Data records:
'''

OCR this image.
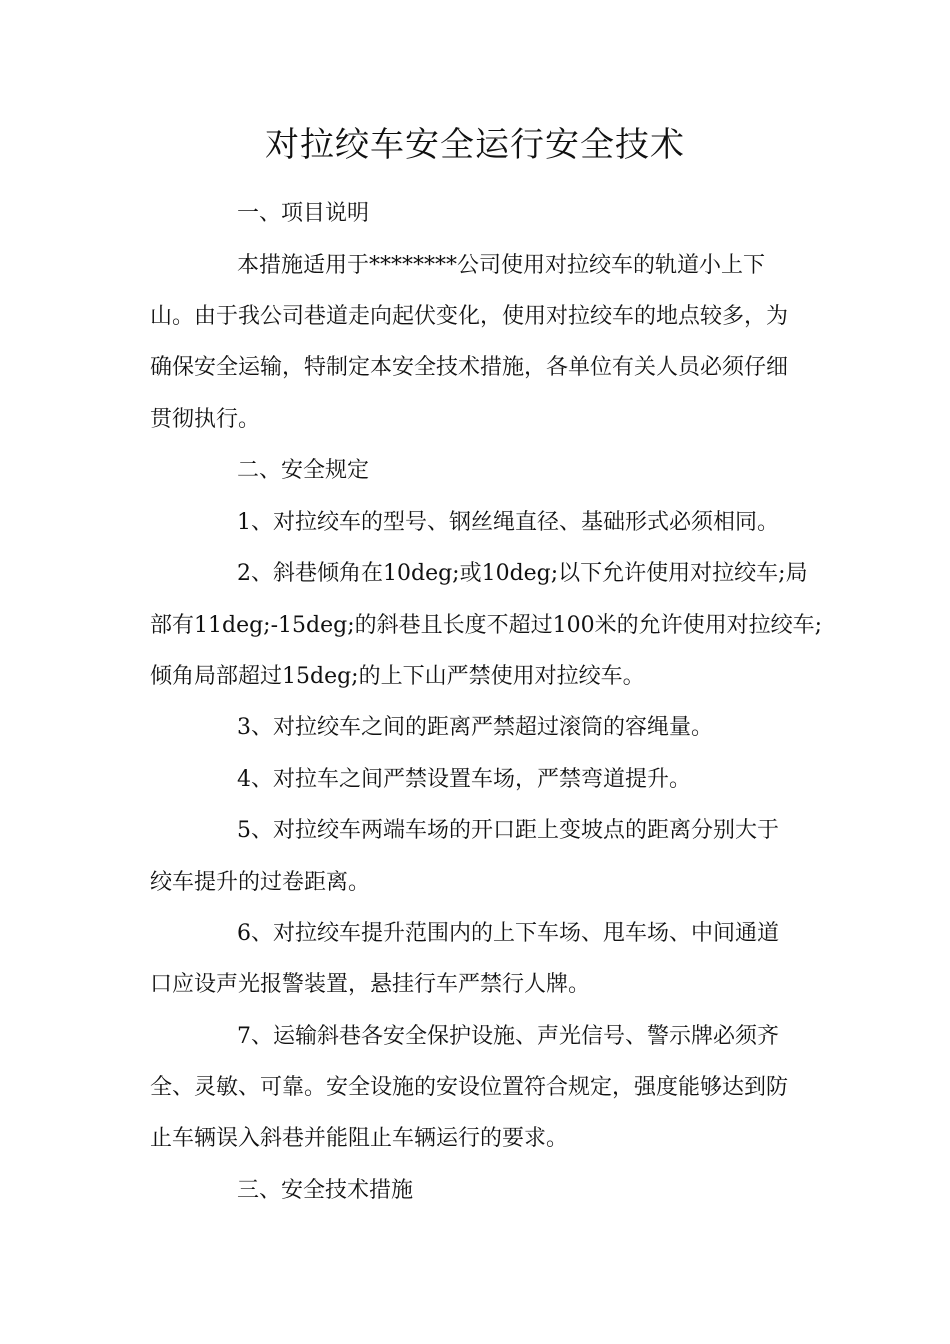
对拉绞车安全运行安全技术
一、项目说明
本措施适用于********公司使用对拉绞车的轨道小上下
山。由于我公司巷道走向起伏变化，使用对拉绞车的地点较多，为
确保安全运输，特制定本安全技术措施，各单位有关人员必须仔细
贯彻执行。
二、安全规定
1、对拉绞车的型号、钢丝绳直径、基础形式必须相同。
2、斜巷倾角在10deg;或10deg;以下允许使用对拉绞车;局
部有11deg;-15deg;的斜巷且长度不超过100米的允许使用对拉绞车;
倾角局部超过15deg;的上下山严禁使用对拉绞车。
3、对拉绞车之间的距离严禁超过滚筒的容绳量。
4、对拉车之间严禁设置车场，严禁弯道提升。
5、对拉绞车两端车场的开口距上变坡点的距离分别大于
绞车提升的过卷距离。
6、对拉绞车提升范围内的上下车场、甩车场、中间通道
口应设声光报警装置，悬挂行车严禁行人牌。
7、运输斜巷各安全保护设施、声光信号、警示牌必须齐
全、灵敏、可靠。安全设施的安设位置符合规定，强度能够达到防
止车辆误入斜巷并能阻止车辆运行的要求。
三、安全技术措施
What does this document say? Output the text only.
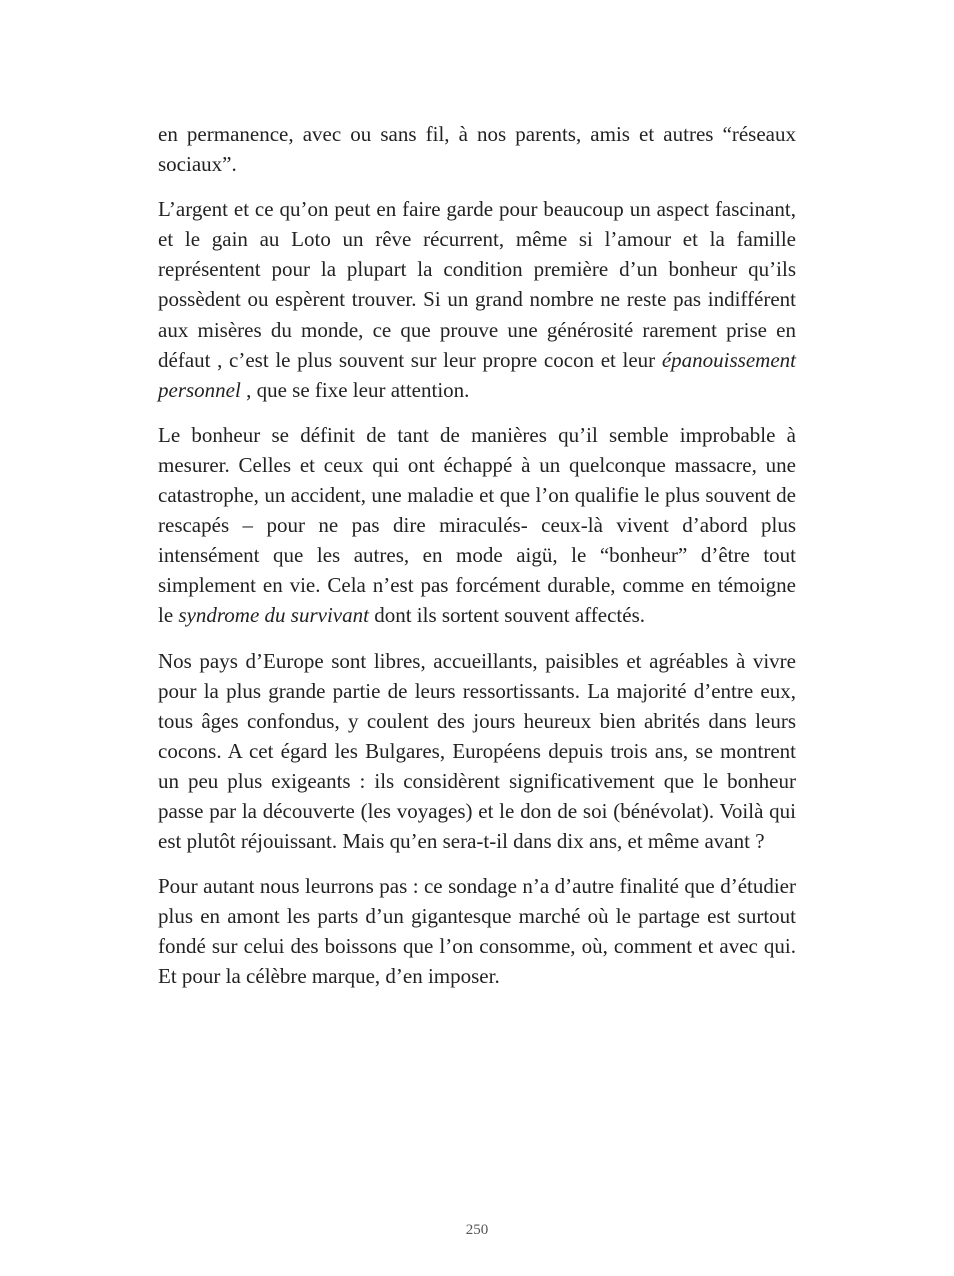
en permanence, avec ou sans fil, à nos parents, amis et autres “réseaux sociaux”.

L’argent et ce qu’on peut en faire garde pour beaucoup un aspect fascinant, et le gain au Loto un rêve récurrent, même si l’amour et la famille représentent pour la plupart la condition première d’un bonheur qu’ils possèdent ou espèrent trouver. Si un grand nombre ne reste pas indifférent aux misères du monde, ce que prouve une générosité rarement prise en défaut , c’est le plus souvent sur leur propre cocon et leur épanouissement personnel , que se fixe leur attention.

Le bonheur se définit de tant de manières qu’il semble improbable à mesurer. Celles et ceux qui ont échappé à un quelconque massacre, une catastrophe, un accident, une maladie et que l’on qualifie le plus souvent de rescapés – pour ne pas dire miraculés- ceux-là vivent d’abord plus intensément que les autres, en mode aigü, le “bonheur” d’être tout simplement en vie. Cela n’est pas forcément durable, comme en témoigne le syndrome du survivant dont ils sortent souvent affectés.

Nos pays d’Europe sont libres, accueillants, paisibles et agréables à vivre pour la plus grande partie de leurs ressortissants. La majorité d’entre eux, tous âges confondus, y coulent des jours heureux bien abrités dans leurs cocons. A cet égard les Bulgares, Européens depuis trois ans, se montrent un peu plus exigeants : ils considèrent significativement que le bonheur passe par la découverte (les voyages) et le don de soi (bénévolat). Voilà qui est plutôt réjouissant. Mais qu’en sera-t-il dans dix ans, et même avant ?

Pour autant nous leurrons pas : ce sondage n’a d’autre finalité que d’étudier plus en amont les parts d’un gigantesque marché où le partage est surtout fondé sur celui des boissons que l’on consomme, où, comment et avec qui. Et pour la célèbre marque, d’en imposer.

250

'''

* _SHORT TASK_
Copy every line in the records above that contains the word "autres".

* _WRITTEN ANSWER_
en permanence, avec ou sans fil, à nos parents, amis et autres “réseaux sociaux”.
Le bonheur se définit de tant de manières qu’il semble improbable à mesurer. Celles et ceux qui ont échappé à un quelconque massacre, une catastrophe, un accident, une maladie et que l’on qualifie le plus souvent de rescapés – pour ne pas dire miraculés- ceux-là vivent d’abord plus intensément que les autres, en mode aigü, le “bonheur” d’être tout simplement en vie. Cela n’est pas forcément durable, comme en témoigne le syndrome du survivant dont ils sortent souvent affectés.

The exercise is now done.